(QUESTIONS TO ANSWER):
1. From the book reviews, extract the passage from "Something Light by" up to and including "kind of tedious.".
2. According to the book reviews, whom does Mary marry in The Grass is Singing?
3. Continue the book reviews, starting after their last sentence.

PASSAGE TO READ section start

Something Light by Margery Sharp
I fell in love with Sharp’s Cluny Brown and find myself buying up her books whenever I find them. However, I think this is only the second one of hers that I have read. She goes through a series of men hoping to find one to marry. There were parts of it that were charming and funny but overall it was kind of tedious.

The Grass is Singing by Doris Lessing
The dead body of Mary Turner opens the pages of this 1940s tale of life on a farm in southern Rhodesia (Zimbabwe). The timeline flips back to just before Mary married Dick Turner. Mary’s bad attitude (and racist outlook) goes from bad to worse as she realizes she made a big mistake marrying Turner and going to live with him on his remote farm. Their lives are bleak, bleak, bleak, punctuated only by arguments. A fascinating and depressing novel.

PASSAGE TO READ section end
PROVIDED MATERIAL section start

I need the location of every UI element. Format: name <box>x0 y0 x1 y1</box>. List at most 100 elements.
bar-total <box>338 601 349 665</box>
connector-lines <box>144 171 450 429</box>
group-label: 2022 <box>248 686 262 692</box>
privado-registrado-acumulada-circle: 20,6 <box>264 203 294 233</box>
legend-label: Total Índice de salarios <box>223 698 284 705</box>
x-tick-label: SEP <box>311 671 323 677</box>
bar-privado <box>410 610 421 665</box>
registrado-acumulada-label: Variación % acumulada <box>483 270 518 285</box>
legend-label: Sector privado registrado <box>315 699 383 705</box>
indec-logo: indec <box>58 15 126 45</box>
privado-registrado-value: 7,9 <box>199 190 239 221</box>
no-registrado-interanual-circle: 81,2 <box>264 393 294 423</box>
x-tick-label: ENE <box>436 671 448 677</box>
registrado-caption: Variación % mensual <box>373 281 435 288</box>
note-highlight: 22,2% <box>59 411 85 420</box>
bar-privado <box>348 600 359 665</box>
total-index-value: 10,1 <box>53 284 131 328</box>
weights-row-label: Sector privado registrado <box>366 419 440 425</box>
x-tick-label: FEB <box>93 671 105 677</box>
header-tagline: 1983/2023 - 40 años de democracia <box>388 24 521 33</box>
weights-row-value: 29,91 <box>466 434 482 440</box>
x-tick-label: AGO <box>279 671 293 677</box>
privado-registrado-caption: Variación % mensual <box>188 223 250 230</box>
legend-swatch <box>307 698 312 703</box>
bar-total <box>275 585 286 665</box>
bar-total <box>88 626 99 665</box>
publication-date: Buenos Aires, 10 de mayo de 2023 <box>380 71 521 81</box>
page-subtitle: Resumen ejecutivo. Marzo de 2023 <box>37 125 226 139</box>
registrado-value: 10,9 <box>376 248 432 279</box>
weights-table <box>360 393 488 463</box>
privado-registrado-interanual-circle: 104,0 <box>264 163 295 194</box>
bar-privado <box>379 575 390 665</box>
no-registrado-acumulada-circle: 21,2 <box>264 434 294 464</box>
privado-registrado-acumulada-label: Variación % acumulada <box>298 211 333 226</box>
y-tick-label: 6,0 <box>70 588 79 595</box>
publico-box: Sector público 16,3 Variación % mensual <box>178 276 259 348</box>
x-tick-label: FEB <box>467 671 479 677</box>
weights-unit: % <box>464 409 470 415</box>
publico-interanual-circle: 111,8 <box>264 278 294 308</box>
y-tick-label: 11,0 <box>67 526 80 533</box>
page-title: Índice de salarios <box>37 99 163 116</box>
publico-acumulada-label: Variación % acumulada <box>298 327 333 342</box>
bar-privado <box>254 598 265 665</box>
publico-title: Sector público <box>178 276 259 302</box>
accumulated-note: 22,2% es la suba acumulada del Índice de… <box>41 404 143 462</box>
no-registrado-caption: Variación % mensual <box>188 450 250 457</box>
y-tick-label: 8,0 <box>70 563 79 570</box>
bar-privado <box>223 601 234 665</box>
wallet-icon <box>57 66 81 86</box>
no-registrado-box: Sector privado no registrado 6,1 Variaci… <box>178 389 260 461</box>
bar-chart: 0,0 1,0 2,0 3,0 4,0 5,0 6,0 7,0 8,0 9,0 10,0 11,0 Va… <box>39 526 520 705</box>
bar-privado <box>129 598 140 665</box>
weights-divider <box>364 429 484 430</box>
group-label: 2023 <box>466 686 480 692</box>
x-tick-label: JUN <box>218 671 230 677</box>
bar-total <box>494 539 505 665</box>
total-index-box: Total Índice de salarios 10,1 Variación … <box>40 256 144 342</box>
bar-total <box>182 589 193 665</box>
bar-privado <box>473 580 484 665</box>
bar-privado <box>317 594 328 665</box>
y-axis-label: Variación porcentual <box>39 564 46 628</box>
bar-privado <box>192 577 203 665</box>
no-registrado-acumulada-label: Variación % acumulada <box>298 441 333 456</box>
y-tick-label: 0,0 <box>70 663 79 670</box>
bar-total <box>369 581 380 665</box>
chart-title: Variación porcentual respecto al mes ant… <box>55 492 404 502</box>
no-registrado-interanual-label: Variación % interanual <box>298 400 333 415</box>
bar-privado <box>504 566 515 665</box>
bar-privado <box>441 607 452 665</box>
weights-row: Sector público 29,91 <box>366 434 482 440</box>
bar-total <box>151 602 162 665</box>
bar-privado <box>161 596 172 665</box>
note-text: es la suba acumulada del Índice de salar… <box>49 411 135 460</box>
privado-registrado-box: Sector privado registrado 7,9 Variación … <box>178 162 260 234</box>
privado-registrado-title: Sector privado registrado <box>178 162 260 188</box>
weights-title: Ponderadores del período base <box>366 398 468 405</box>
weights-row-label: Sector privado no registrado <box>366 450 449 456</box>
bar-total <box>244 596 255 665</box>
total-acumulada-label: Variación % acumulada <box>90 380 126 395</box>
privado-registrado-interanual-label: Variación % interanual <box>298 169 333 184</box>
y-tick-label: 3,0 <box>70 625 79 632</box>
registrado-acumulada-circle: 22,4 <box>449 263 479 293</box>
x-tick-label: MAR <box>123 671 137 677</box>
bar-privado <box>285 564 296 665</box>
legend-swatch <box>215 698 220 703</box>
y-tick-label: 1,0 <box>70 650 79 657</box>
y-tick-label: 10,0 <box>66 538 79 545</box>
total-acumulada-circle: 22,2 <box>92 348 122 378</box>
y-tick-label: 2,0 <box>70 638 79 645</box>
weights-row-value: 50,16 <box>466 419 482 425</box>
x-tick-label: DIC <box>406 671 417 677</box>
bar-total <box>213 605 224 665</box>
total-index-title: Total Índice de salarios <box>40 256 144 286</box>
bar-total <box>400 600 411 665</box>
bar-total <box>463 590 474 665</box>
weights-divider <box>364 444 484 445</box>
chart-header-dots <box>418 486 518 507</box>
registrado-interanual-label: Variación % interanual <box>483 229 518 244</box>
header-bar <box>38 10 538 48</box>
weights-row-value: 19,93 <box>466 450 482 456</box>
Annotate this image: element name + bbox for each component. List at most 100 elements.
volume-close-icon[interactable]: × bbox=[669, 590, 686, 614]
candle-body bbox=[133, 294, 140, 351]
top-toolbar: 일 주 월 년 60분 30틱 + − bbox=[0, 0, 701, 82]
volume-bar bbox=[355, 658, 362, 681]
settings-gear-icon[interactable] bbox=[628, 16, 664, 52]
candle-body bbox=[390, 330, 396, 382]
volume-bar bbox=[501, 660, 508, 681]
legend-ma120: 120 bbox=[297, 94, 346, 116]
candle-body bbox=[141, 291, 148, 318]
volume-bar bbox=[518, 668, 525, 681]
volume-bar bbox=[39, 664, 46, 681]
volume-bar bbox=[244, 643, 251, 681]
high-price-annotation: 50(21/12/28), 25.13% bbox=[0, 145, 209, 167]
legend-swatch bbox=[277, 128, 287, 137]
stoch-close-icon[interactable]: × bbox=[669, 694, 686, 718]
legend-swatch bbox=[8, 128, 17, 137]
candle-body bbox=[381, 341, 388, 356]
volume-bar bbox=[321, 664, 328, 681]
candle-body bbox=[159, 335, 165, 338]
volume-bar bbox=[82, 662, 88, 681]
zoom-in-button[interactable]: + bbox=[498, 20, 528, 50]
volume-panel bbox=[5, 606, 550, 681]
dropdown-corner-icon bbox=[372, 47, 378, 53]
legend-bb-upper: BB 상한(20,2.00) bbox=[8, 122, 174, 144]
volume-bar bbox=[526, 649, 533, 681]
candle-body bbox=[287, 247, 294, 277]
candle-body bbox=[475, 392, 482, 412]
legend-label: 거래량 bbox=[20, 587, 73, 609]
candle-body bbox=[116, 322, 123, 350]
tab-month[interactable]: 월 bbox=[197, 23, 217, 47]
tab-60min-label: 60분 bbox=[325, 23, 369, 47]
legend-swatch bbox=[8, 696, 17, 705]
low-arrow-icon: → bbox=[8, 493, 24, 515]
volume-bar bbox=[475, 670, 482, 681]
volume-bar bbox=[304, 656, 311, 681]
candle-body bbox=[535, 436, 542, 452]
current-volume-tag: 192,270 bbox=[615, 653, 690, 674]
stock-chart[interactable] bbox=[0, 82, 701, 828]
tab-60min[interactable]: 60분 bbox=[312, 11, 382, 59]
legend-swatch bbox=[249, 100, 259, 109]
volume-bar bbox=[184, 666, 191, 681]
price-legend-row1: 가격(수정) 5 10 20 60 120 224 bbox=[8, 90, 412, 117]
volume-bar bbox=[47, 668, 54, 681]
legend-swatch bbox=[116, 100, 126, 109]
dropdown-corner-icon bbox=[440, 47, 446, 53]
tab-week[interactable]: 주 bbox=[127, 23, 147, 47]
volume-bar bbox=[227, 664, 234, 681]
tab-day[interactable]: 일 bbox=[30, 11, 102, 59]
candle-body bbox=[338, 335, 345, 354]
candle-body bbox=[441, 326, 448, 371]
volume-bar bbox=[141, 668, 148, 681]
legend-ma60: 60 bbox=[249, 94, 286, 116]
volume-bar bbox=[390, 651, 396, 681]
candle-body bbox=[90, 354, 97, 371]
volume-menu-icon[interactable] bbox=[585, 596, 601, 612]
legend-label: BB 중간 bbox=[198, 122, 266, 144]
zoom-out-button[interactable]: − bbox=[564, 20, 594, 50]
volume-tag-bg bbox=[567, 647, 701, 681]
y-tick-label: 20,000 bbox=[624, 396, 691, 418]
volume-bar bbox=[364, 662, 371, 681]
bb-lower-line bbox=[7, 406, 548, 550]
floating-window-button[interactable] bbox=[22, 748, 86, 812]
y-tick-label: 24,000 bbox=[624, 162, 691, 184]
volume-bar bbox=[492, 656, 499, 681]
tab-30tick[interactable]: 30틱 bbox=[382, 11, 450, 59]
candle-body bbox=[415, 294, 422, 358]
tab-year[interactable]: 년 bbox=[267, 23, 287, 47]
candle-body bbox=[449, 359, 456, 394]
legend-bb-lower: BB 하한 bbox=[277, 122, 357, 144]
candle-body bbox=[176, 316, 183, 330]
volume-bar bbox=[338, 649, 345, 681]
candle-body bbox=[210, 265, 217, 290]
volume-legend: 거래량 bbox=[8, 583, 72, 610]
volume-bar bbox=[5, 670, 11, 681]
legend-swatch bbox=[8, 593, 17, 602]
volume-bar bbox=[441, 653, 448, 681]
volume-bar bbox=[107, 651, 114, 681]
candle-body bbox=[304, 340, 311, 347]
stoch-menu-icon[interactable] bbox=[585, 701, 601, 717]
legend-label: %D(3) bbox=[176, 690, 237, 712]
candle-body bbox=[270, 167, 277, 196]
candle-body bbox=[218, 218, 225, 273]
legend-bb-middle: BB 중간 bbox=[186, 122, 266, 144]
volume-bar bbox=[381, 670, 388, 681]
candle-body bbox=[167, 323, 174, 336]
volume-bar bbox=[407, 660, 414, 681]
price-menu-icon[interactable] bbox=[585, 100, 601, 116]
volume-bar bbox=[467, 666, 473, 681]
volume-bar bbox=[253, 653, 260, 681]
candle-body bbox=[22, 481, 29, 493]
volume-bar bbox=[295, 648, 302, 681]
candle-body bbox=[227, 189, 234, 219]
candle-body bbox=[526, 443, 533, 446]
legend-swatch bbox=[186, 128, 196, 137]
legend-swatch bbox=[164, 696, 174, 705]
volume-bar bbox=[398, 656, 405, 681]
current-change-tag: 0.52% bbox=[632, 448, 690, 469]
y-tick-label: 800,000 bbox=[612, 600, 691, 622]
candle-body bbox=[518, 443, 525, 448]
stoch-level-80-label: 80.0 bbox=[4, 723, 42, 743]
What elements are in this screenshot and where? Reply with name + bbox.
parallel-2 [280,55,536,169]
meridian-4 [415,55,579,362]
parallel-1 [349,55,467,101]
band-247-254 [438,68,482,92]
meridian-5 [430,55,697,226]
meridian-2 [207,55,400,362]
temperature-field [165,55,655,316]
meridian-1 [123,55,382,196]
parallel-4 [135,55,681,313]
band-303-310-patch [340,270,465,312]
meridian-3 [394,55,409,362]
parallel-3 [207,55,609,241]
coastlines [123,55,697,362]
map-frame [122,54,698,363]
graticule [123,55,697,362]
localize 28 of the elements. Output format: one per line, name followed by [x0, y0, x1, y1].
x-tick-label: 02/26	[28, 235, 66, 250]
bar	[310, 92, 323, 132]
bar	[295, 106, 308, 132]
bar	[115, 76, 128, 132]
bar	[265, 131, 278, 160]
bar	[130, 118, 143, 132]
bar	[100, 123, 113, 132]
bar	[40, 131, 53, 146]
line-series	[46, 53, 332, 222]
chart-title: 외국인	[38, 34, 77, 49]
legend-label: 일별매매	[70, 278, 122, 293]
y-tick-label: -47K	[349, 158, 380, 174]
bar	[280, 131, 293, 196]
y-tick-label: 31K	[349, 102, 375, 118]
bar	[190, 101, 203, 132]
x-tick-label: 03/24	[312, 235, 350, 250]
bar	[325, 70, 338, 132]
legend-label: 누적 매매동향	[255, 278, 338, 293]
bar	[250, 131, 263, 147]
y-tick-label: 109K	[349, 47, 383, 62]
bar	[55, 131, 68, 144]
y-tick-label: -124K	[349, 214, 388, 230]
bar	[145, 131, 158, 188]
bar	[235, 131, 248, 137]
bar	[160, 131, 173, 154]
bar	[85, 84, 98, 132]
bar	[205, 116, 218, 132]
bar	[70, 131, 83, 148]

PROVIDED MATERIAL section end

(ACTIVITY ANSWERS):
1.
Something Light by Margery Sharp
I fell in love with Sharp’s Cluny Brown and find myself buying up her books whenever I find them. However, I think this is only the second one of hers that I have read. She goes through a series of men hoping to find one to marry. There were parts of it that were charming and funny but overall it was kind of tedious.

2. Dick Turner.

3.
transcriptionistThe Transcriptionist by Amy Rowland
I read this back in August and know this short comment will not do it justice. Lena Respass is a transcriptionist at a New York Times-like newspaper. Her job is to put on a headset and type out what reporters have called in. I found Lena’s job and its setting delightfully old fashioned, a bit like the marketing firm in Calvin Trillin’s brilliant Tepper isn’t Going Out. The story pivots on the news that a blind woman is mauled by a lion after swimming the moat at the zoo. Turns out Lena had had a conversation with the woman on a bus just that week. She becomes obsessed with the blind woman’s story and plight and goes about finding out more. I found the book funny and enlightening and sad. Although I really liked it when I read it, I find I am liking it, perhaps even loving it, the more that I think back on it. Thanks to Leslie at This is the Refrain who recommended it to me during a book blogger meet-up at Capitol Hill Books.

Death’s Dark Abyss by Massimo Carlotto
I enjoy Massimo Carlotto’s Italian hard-boiled detective fiction, but I feel there are misogynistic scenes that are worse than they need to be to convey the fact that his characters are misogynistic. One begins to feel like it’s indicative of Carlotto’s view as well as his characters’. Despite that, I find these books quick, enjoyable, if disturbing, reads.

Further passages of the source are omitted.